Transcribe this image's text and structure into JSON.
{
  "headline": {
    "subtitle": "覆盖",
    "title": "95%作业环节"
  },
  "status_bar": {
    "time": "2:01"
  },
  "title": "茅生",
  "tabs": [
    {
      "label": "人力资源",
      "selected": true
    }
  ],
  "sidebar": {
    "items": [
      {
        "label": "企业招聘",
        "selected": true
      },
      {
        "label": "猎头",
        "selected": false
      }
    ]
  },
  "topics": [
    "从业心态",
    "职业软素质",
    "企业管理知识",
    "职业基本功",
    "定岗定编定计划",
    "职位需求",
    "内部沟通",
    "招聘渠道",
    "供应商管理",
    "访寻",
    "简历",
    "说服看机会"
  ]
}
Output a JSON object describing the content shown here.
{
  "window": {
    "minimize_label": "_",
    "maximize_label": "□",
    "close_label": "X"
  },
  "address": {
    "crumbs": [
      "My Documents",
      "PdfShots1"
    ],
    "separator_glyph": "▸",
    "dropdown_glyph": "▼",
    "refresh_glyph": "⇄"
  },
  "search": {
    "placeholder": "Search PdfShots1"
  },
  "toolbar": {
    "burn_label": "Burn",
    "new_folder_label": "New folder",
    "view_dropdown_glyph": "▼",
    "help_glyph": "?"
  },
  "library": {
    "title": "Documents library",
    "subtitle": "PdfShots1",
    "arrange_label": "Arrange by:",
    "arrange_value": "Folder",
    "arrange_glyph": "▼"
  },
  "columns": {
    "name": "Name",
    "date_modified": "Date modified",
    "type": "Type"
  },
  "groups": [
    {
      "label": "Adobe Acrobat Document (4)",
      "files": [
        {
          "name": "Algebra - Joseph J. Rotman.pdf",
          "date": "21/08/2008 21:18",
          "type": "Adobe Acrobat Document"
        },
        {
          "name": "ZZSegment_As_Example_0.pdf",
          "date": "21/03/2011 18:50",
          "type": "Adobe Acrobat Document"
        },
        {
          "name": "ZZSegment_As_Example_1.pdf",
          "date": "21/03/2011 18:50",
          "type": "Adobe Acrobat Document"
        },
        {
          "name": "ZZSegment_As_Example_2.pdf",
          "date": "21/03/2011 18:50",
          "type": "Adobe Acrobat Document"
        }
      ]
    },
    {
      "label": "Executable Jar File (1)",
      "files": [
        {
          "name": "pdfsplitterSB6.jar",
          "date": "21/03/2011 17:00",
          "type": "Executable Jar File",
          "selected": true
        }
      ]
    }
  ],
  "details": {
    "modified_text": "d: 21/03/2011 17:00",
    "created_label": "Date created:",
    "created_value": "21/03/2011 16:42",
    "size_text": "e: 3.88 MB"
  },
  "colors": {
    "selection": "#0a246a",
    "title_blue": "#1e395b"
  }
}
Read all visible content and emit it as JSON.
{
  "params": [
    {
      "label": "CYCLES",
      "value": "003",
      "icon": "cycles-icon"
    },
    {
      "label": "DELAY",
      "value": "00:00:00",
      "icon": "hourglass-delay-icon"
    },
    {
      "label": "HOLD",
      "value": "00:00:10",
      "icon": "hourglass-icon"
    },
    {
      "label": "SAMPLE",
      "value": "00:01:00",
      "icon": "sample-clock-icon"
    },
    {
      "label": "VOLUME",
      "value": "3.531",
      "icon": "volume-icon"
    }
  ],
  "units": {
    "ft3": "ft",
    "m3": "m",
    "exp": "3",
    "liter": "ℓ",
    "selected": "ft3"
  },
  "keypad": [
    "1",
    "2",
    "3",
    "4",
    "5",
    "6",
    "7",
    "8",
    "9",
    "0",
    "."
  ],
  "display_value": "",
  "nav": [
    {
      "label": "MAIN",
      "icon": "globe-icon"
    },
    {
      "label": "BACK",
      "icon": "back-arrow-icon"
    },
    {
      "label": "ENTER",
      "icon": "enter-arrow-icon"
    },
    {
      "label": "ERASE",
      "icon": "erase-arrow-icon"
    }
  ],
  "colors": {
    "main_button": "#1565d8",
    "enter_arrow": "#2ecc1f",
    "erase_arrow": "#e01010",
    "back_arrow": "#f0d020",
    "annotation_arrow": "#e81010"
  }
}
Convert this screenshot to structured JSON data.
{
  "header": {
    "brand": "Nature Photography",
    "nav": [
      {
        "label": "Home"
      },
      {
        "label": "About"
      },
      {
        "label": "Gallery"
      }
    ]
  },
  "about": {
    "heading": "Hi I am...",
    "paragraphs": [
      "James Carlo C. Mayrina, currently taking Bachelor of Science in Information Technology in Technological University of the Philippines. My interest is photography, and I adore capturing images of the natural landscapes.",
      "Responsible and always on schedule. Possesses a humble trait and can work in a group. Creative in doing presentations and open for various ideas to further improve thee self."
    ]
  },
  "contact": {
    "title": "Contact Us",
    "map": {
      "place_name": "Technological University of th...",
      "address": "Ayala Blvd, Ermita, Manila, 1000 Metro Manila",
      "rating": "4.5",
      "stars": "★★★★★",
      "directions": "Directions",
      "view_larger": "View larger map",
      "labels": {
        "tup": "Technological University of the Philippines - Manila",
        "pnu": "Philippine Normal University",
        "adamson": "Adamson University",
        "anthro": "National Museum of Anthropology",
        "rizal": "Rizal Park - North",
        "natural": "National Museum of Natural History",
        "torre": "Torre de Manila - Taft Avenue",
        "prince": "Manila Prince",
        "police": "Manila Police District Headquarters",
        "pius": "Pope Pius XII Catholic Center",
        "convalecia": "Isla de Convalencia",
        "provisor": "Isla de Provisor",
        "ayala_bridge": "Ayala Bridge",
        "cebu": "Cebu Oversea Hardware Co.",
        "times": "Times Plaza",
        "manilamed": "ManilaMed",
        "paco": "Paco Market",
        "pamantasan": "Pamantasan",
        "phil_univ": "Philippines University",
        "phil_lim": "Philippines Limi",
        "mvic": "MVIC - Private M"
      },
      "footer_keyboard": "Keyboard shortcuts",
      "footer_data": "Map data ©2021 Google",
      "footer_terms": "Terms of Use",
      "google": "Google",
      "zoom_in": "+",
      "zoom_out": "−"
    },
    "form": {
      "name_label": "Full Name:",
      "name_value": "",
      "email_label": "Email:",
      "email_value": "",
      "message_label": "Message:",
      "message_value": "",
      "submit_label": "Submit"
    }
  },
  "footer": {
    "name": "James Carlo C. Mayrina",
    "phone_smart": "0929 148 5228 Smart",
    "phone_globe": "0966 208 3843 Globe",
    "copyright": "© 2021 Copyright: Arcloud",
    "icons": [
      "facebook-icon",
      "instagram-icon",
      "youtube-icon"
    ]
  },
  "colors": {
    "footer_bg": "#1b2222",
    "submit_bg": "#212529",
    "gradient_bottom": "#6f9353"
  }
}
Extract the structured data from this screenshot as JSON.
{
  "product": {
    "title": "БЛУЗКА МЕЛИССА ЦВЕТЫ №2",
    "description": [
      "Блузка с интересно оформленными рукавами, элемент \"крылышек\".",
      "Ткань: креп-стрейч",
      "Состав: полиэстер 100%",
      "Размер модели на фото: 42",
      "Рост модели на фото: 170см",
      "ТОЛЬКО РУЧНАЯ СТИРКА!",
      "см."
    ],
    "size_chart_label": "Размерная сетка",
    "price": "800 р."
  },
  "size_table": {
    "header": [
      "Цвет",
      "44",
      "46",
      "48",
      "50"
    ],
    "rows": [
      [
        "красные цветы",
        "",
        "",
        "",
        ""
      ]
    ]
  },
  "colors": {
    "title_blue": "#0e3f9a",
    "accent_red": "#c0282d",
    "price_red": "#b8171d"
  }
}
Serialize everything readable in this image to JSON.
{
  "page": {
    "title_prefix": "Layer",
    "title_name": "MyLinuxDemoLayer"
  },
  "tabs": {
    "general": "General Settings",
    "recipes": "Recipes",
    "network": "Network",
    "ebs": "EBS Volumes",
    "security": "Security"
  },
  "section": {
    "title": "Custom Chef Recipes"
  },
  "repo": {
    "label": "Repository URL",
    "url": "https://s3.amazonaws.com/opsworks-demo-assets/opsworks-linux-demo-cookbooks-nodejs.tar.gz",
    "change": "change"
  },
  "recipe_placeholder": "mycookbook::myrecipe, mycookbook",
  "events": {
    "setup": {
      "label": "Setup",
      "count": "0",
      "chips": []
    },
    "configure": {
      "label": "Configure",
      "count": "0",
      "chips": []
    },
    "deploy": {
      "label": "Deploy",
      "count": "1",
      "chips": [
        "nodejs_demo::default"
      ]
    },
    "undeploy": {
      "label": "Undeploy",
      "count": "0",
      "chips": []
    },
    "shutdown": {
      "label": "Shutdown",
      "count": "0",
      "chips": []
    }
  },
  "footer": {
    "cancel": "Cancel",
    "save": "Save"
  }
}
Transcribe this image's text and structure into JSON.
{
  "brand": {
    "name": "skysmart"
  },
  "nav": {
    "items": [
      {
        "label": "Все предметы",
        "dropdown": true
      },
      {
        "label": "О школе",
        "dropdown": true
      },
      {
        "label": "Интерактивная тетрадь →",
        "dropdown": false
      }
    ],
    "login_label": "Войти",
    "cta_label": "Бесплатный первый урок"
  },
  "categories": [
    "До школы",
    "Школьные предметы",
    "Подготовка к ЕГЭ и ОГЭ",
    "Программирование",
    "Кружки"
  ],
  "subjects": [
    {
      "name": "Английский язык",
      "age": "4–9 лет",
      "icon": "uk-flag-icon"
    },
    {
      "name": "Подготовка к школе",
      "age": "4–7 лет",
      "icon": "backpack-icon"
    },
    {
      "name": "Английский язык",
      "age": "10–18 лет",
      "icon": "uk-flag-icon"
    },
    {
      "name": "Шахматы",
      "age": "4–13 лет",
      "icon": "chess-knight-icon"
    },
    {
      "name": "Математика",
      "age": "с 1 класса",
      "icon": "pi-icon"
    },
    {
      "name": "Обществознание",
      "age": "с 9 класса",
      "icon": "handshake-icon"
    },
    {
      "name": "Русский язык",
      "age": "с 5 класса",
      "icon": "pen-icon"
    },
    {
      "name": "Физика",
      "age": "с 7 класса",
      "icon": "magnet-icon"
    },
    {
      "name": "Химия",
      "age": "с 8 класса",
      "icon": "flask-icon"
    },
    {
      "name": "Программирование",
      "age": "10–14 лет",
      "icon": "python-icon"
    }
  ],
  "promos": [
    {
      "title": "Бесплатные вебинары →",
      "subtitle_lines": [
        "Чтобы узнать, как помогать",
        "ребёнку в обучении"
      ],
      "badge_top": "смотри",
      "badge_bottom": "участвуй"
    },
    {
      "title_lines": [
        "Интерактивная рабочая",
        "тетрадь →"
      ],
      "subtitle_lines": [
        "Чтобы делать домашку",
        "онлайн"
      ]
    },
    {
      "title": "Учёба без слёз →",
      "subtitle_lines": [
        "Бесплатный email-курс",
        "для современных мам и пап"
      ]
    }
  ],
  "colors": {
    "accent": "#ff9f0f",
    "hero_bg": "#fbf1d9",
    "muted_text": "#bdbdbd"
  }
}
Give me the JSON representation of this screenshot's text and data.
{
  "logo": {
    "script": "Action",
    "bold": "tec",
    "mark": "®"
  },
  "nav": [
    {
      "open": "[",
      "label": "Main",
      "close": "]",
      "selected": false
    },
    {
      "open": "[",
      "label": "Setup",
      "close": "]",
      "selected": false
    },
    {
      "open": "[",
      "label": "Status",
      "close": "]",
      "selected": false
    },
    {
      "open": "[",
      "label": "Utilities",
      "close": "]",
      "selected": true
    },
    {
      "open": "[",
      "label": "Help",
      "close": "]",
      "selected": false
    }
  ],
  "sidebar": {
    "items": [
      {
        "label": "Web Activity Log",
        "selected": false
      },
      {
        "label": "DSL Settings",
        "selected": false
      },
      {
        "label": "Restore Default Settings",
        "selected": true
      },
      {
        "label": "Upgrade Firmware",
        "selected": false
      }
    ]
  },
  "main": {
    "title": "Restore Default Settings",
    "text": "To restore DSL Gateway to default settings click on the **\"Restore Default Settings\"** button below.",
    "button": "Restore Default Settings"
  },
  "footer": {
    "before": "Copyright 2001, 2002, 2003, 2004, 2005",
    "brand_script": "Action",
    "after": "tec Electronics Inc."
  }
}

- STATED PROBLEM
The word "модели" may appear on some lines of these records; state how many such lines there are, and nothing else.

- EXPECTED OUTPUT
2